* Given instruction
List each line of the data that holds the word "ветви".

* Dataset entries
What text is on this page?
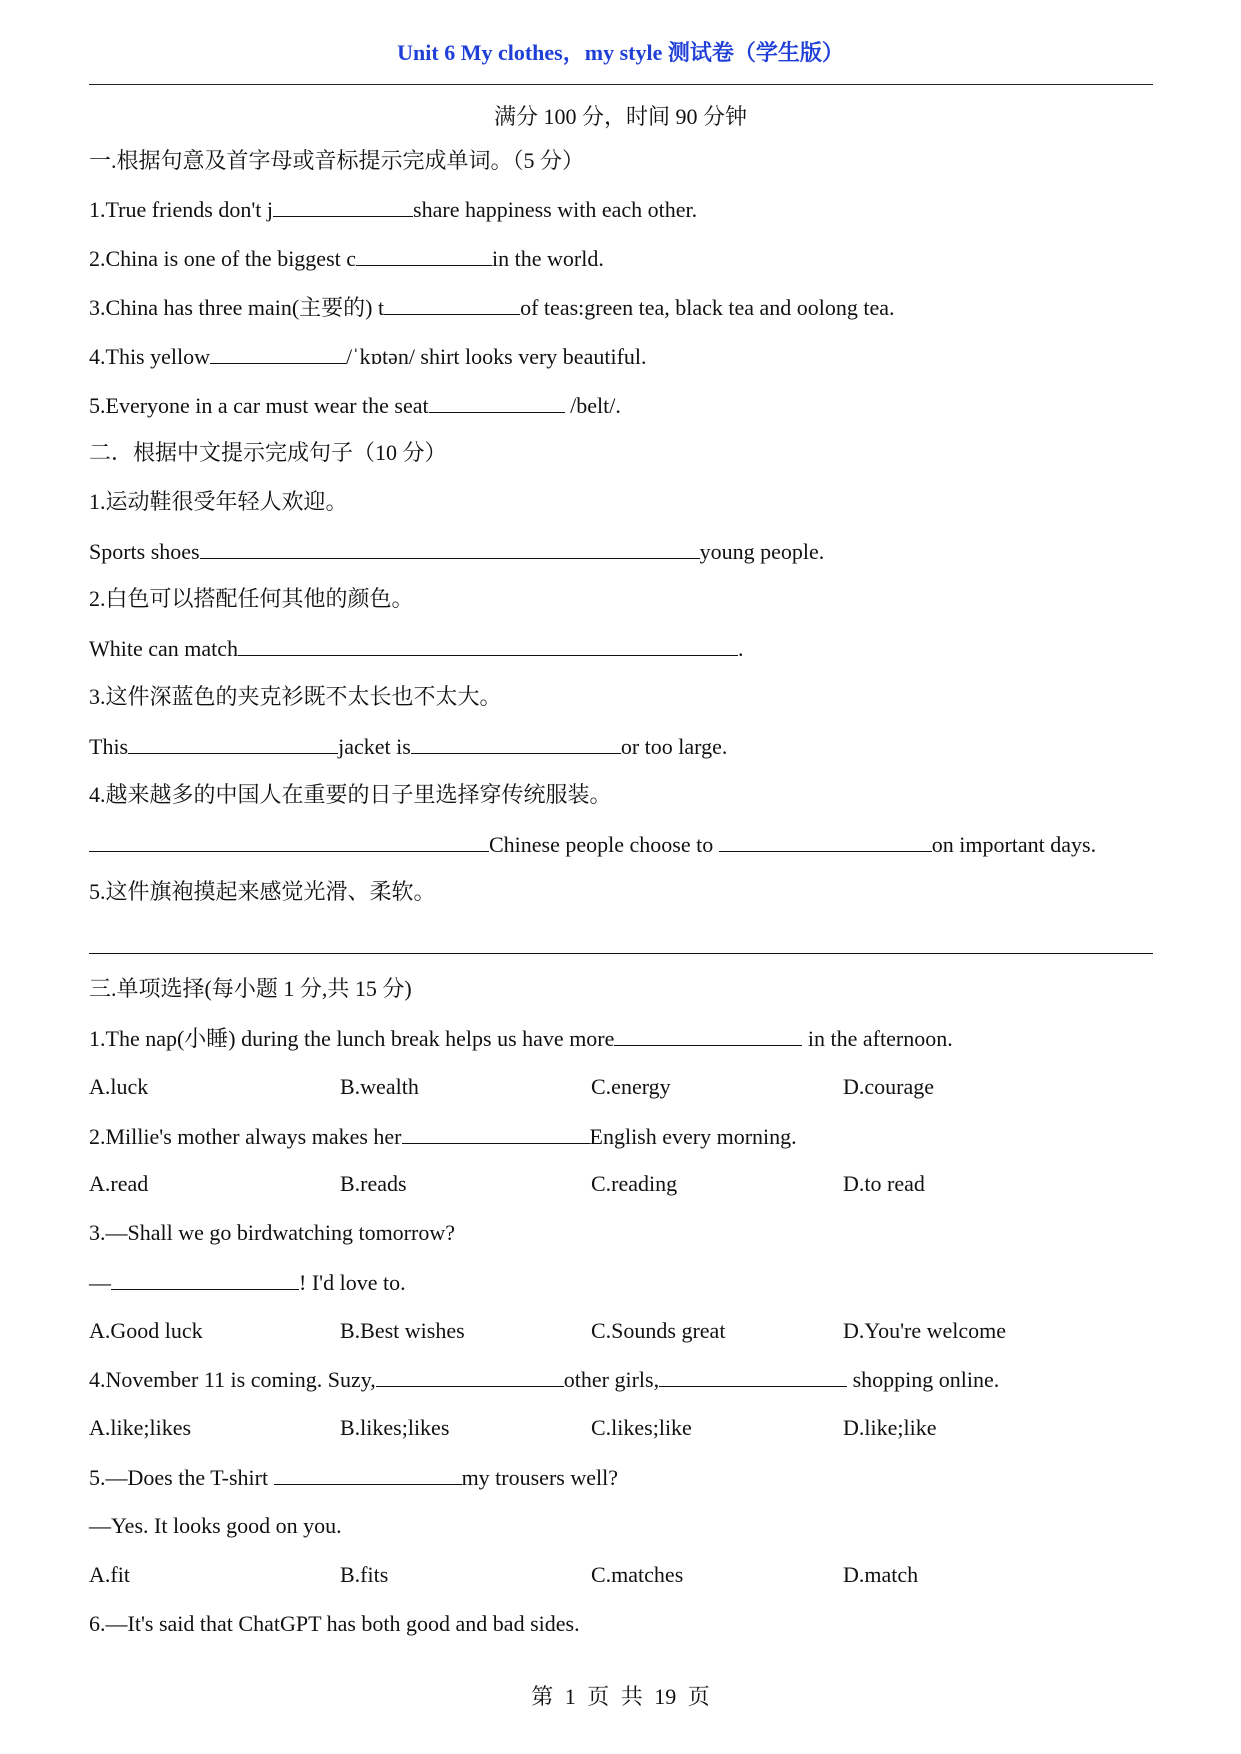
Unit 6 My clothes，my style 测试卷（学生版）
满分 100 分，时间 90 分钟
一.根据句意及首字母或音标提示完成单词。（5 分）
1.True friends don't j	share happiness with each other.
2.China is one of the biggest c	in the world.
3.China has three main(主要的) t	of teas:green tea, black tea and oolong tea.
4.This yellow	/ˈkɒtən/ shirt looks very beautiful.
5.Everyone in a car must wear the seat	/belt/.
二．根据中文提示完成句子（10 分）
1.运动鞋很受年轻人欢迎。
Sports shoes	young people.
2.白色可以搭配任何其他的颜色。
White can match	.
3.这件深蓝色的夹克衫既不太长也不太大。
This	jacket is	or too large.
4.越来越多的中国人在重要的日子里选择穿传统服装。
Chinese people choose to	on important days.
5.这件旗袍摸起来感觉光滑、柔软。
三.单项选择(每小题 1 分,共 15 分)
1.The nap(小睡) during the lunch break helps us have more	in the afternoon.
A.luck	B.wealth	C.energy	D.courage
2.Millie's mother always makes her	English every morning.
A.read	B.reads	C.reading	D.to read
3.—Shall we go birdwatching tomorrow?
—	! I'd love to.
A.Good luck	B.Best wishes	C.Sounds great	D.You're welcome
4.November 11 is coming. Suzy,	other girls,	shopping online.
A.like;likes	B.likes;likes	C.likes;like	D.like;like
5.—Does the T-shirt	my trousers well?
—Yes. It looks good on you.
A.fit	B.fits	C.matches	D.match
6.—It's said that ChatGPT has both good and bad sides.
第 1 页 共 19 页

...

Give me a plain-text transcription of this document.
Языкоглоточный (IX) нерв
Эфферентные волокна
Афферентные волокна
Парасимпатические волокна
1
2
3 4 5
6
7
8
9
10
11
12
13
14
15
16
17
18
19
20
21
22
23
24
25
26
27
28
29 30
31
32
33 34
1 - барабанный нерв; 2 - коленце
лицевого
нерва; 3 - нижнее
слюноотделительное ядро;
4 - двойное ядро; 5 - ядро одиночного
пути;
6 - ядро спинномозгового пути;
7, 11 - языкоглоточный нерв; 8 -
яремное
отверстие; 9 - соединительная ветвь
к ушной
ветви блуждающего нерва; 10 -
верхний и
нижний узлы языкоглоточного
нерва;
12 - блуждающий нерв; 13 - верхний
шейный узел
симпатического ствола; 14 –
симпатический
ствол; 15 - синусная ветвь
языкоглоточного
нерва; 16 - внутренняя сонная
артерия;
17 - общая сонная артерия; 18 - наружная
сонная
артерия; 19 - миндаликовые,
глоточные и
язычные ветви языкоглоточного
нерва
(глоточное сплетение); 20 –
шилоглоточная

* Result of this exercise
ветви блуждающего нерва; 10 -
язычные ветви языкоглоточного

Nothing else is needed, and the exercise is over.